Given records:
━━━━━━━━

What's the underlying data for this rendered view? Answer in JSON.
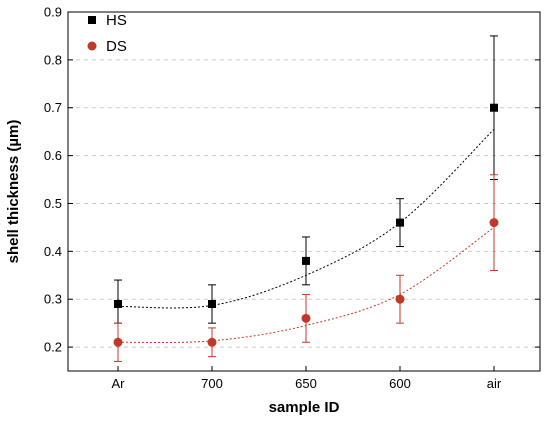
{
  "chart_data": {
    "type": "scatter",
    "title": "",
    "xlabel": "sample ID",
    "ylabel": "shell thickness (µm)",
    "categories": [
      "Ar",
      "700",
      "650",
      "600",
      "air"
    ],
    "ylim": [
      0.15,
      0.9
    ],
    "yticks": [
      0.2,
      0.3,
      0.4,
      0.5,
      0.6,
      0.7,
      0.8,
      0.9
    ],
    "ytick_labels": [
      "0.2",
      "0.3",
      "0.4",
      "0.5",
      "0.6",
      "0.7",
      "0.8",
      "0.9"
    ],
    "grid": "horizontal dashed",
    "legend_position": "top-left",
    "series": [
      {
        "name": "HS",
        "marker": "square",
        "color": "#000000",
        "values": [
          0.29,
          0.29,
          0.38,
          0.46,
          0.7
        ],
        "err_low": [
          0.25,
          0.25,
          0.33,
          0.41,
          0.55
        ],
        "err_high": [
          0.34,
          0.33,
          0.43,
          0.51,
          0.85
        ],
        "fit_curve": [
          0.285,
          0.287,
          0.35,
          0.46,
          0.655
        ],
        "fit_color": "#000000"
      },
      {
        "name": "DS",
        "marker": "circle",
        "color": "#c0392b",
        "values": [
          0.21,
          0.21,
          0.26,
          0.3,
          0.46
        ],
        "err_low": [
          0.17,
          0.18,
          0.21,
          0.25,
          0.36
        ],
        "err_high": [
          0.25,
          0.24,
          0.31,
          0.35,
          0.56
        ],
        "fit_curve": [
          0.21,
          0.213,
          0.245,
          0.31,
          0.45
        ],
        "fit_color": "#c0392b"
      }
    ]
  }
}
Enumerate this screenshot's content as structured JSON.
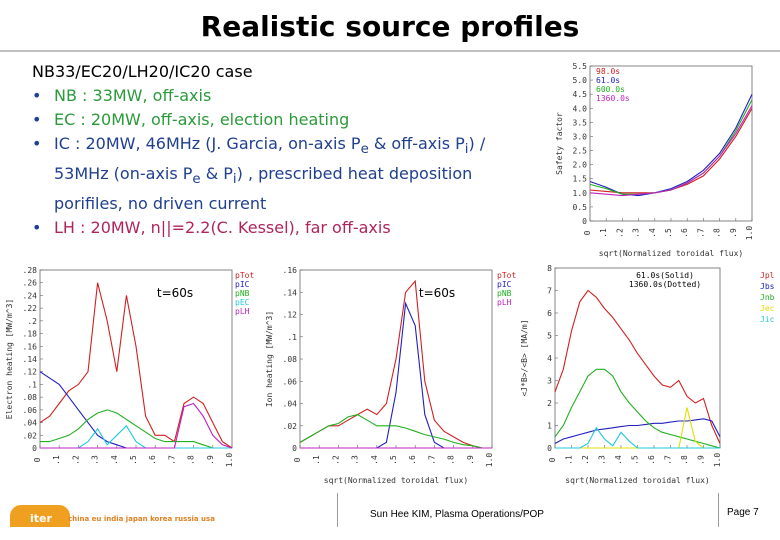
{
  "title": "Realistic source profiles",
  "bullets": {
    "case": "NB33/EC20/LH20/IC20 case",
    "nb": "NB : 33MW, off-axis",
    "ec": "EC : 20MW, off-axis, election heating",
    "ic_line1_a": "IC : 20MW,  46MHz (J. Garcia, on-axis P",
    "ic_sub_e": "e",
    "ic_line1_b": " & off-axis P",
    "ic_sub_i": "i",
    "ic_line1_c": ") /",
    "ic_line2_a": "53MHz (on-axis P",
    "ic_line2_b": " & P",
    "ic_line2_c": ") , prescribed heat deposition",
    "ic_line3": "porifiles, no driven current",
    "lh": "LH : 20MW, n||=2.2(C. Kessel), far off-axis"
  },
  "footer": {
    "center": "Sun Hee KIM, Plasma Operations/POP",
    "page": "Page 7",
    "logo": "iter",
    "countries": "china eu india japan korea russia usa"
  },
  "colors": {
    "red": "#d02020",
    "blue": "#2020c0",
    "green": "#20b020",
    "cyan": "#20c8e0",
    "magenta": "#c020c0",
    "yellow": "#e0e000",
    "purple": "#b040c0"
  },
  "chart_data": [
    {
      "id": "safety",
      "type": "line",
      "title": "",
      "xlabel": "sqrt(Normalized toroidal flux)",
      "ylabel": "Safety factor",
      "xlim": [
        0,
        1.0
      ],
      "ylim": [
        0,
        5.5
      ],
      "xticks": [
        "0",
        ".1",
        ".2",
        ".3",
        ".4",
        ".5",
        ".6",
        ".7",
        ".8",
        ".9",
        "1.0"
      ],
      "yticks": [
        "0",
        "0.5",
        "1.0",
        "1.5",
        "2.0",
        "2.5",
        "3.0",
        "3.5",
        "4.0",
        "4.5",
        "5.0",
        "5.5"
      ],
      "x": [
        0,
        0.1,
        0.2,
        0.3,
        0.4,
        0.5,
        0.6,
        0.7,
        0.8,
        0.9,
        1.0
      ],
      "series": [
        {
          "name": "98.0s",
          "color": "#d02020",
          "values": [
            1.1,
            1.05,
            1.0,
            1.0,
            1.0,
            1.1,
            1.3,
            1.6,
            2.2,
            3.0,
            4.0
          ]
        },
        {
          "name": "61.0s",
          "color": "#2020c0",
          "values": [
            1.4,
            1.2,
            0.95,
            0.9,
            1.0,
            1.15,
            1.4,
            1.8,
            2.4,
            3.3,
            4.5
          ]
        },
        {
          "name": "600.0s",
          "color": "#20b020",
          "values": [
            1.3,
            1.15,
            0.95,
            0.95,
            1.0,
            1.1,
            1.35,
            1.7,
            2.3,
            3.2,
            4.3
          ]
        },
        {
          "name": "1360.0s",
          "color": "#c020c0",
          "values": [
            1.0,
            0.95,
            0.9,
            0.95,
            1.0,
            1.1,
            1.35,
            1.7,
            2.3,
            3.1,
            4.1
          ]
        }
      ],
      "legend": "top-left"
    },
    {
      "id": "electron",
      "type": "line",
      "title": "t=60s",
      "xlabel": "",
      "ylabel": "Electron heating [MW/m^3]",
      "xlim": [
        0,
        1.0
      ],
      "ylim": [
        0,
        0.28
      ],
      "xticks": [
        "0",
        ".1",
        ".2",
        ".3",
        ".4",
        ".5",
        ".6",
        ".7",
        ".8",
        ".9",
        "1.0"
      ],
      "yticks": [
        ".28",
        ".26",
        ".24",
        ".22",
        ".2",
        ".18",
        ".16",
        ".14",
        ".12",
        ".1",
        ".08",
        ".06",
        ".04",
        ".02",
        "0"
      ],
      "x": [
        0,
        0.05,
        0.1,
        0.15,
        0.2,
        0.25,
        0.3,
        0.35,
        0.4,
        0.45,
        0.5,
        0.55,
        0.6,
        0.65,
        0.7,
        0.75,
        0.8,
        0.85,
        0.9,
        0.95,
        1.0
      ],
      "series": [
        {
          "name": "pTot",
          "color": "#d02020",
          "values": [
            0.04,
            0.05,
            0.07,
            0.09,
            0.1,
            0.12,
            0.26,
            0.2,
            0.12,
            0.24,
            0.16,
            0.05,
            0.02,
            0.02,
            0.01,
            0.07,
            0.08,
            0.07,
            0.04,
            0.01,
            0.0
          ]
        },
        {
          "name": "pIC",
          "color": "#2020c0",
          "values": [
            0.12,
            0.11,
            0.1,
            0.08,
            0.06,
            0.04,
            0.02,
            0.01,
            0.005,
            0,
            0,
            0,
            0,
            0,
            0,
            0,
            0,
            0,
            0,
            0,
            0
          ]
        },
        {
          "name": "pNB",
          "color": "#20b020",
          "values": [
            0.01,
            0.01,
            0.015,
            0.02,
            0.03,
            0.045,
            0.055,
            0.06,
            0.055,
            0.045,
            0.035,
            0.025,
            0.015,
            0.01,
            0.01,
            0.01,
            0.01,
            0.005,
            0,
            0,
            0
          ]
        },
        {
          "name": "pEC",
          "color": "#20c8e0",
          "values": [
            0,
            0,
            0,
            0,
            0,
            0.01,
            0.03,
            0.005,
            0.02,
            0.035,
            0.01,
            0,
            0,
            0,
            0,
            0,
            0,
            0,
            0,
            0,
            0
          ]
        },
        {
          "name": "pLH",
          "color": "#c020c0",
          "values": [
            0,
            0,
            0,
            0,
            0,
            0,
            0,
            0,
            0,
            0,
            0,
            0,
            0,
            0,
            0,
            0.065,
            0.07,
            0.05,
            0.02,
            0.005,
            0
          ]
        }
      ]
    },
    {
      "id": "ion",
      "type": "line",
      "title": "t=60s",
      "xlabel": "sqrt(Normalized toroidal flux)",
      "ylabel": "Ion heating [MW/m^3]",
      "xlim": [
        0,
        1.0
      ],
      "ylim": [
        0,
        0.16
      ],
      "xticks": [
        "0",
        ".1",
        ".2",
        ".3",
        ".4",
        ".5",
        ".6",
        ".7",
        ".8",
        ".9",
        "1.0"
      ],
      "yticks": [
        ".16",
        ".14",
        ".12",
        ".1",
        ".08",
        ".06",
        ".04",
        ".02",
        "0"
      ],
      "x": [
        0,
        0.05,
        0.1,
        0.15,
        0.2,
        0.25,
        0.3,
        0.35,
        0.4,
        0.45,
        0.5,
        0.55,
        0.6,
        0.65,
        0.7,
        0.75,
        0.8,
        0.85,
        0.9,
        0.95,
        1.0
      ],
      "series": [
        {
          "name": "pTot",
          "color": "#d02020",
          "values": [
            0.005,
            0.01,
            0.015,
            0.02,
            0.02,
            0.025,
            0.03,
            0.035,
            0.03,
            0.04,
            0.08,
            0.14,
            0.15,
            0.06,
            0.025,
            0.015,
            0.01,
            0.005,
            0.002,
            0,
            0
          ]
        },
        {
          "name": "pIC",
          "color": "#2020c0",
          "values": [
            0,
            0,
            0,
            0,
            0,
            0,
            0,
            0,
            0,
            0.005,
            0.05,
            0.13,
            0.11,
            0.03,
            0.005,
            0,
            0,
            0,
            0,
            0,
            0
          ]
        },
        {
          "name": "pNB",
          "color": "#20b020",
          "values": [
            0.005,
            0.01,
            0.015,
            0.02,
            0.022,
            0.028,
            0.03,
            0.025,
            0.02,
            0.02,
            0.02,
            0.018,
            0.015,
            0.012,
            0.01,
            0.008,
            0.005,
            0.003,
            0.002,
            0,
            0
          ]
        },
        {
          "name": "pLH",
          "color": "#c020c0",
          "values": [
            0,
            0,
            0,
            0,
            0,
            0,
            0,
            0,
            0,
            0,
            0,
            0,
            0,
            0,
            0,
            0,
            0,
            0,
            0,
            0,
            0
          ]
        }
      ]
    },
    {
      "id": "current",
      "type": "line",
      "title": "",
      "xlabel": "sqrt(Normalized toroidal flux)",
      "ylabel": "<J*B>/<B> [MA/m]",
      "xlim": [
        0,
        1.0
      ],
      "ylim": [
        0,
        8
      ],
      "xticks": [
        "0",
        ".1",
        ".2",
        ".3",
        ".4",
        ".5",
        ".6",
        ".7",
        ".8",
        ".9",
        "1.0"
      ],
      "yticks": [
        "8",
        "7",
        "6",
        "5",
        "4",
        "3",
        "2",
        "1",
        "0"
      ],
      "annotation": "61.0s(Solid)\n1360.0s(Dotted)",
      "x": [
        0,
        0.05,
        0.1,
        0.15,
        0.2,
        0.25,
        0.3,
        0.35,
        0.4,
        0.45,
        0.5,
        0.55,
        0.6,
        0.65,
        0.7,
        0.75,
        0.8,
        0.85,
        0.9,
        0.95,
        1.0
      ],
      "series": [
        {
          "name": "Jpl",
          "color": "#d02020",
          "values": [
            2.5,
            3.5,
            5.2,
            6.5,
            7.0,
            6.7,
            6.2,
            5.8,
            5.3,
            4.8,
            4.2,
            3.7,
            3.2,
            2.8,
            2.7,
            3.0,
            2.3,
            2.0,
            2.2,
            1.0,
            0.2
          ]
        },
        {
          "name": "Jbs",
          "color": "#2020c0",
          "values": [
            0.2,
            0.4,
            0.5,
            0.6,
            0.7,
            0.8,
            0.85,
            0.9,
            0.95,
            1.0,
            1.0,
            1.05,
            1.1,
            1.1,
            1.15,
            1.2,
            1.2,
            1.25,
            1.3,
            1.2,
            0.5
          ]
        },
        {
          "name": "Jnb",
          "color": "#20b020",
          "values": [
            0.5,
            1.0,
            1.8,
            2.5,
            3.2,
            3.5,
            3.5,
            3.2,
            2.5,
            2.0,
            1.6,
            1.2,
            0.9,
            0.7,
            0.6,
            0.5,
            0.4,
            0.3,
            0.2,
            0.1,
            0
          ]
        },
        {
          "name": "Jec",
          "color": "#e0e000",
          "values": [
            0,
            0,
            0,
            0,
            0,
            0,
            0,
            0,
            0,
            0,
            0,
            0,
            0,
            0,
            0,
            0,
            1.8,
            0.3,
            0,
            0,
            0
          ]
        },
        {
          "name": "Jic",
          "color": "#20c8e0",
          "values": [
            0,
            0,
            0,
            0,
            0.2,
            0.9,
            0.4,
            0.1,
            0.7,
            0.3,
            0,
            0,
            0,
            0,
            0,
            0,
            0,
            0,
            0,
            0,
            0
          ]
        }
      ],
      "legend": "top-right"
    }
  ]
}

━━━━━━━━

Aim: In the entries above, find each line with the word "axis" and show it.

Task response:
    "nb": "NB : 33MW, off-axis",
    "ec": "EC : 20MW, off-axis, election heating",
    "ic_line1_a": "IC : 20MW,  46MHz (J. Garcia, on-axis P",
    "ic_line1_b": " & off-axis P",
    "ic_line2_a": "53MHz (on-axis P",
    "lh": "LH : 20MW, n||=2.2(C. Kessel), far off-axis"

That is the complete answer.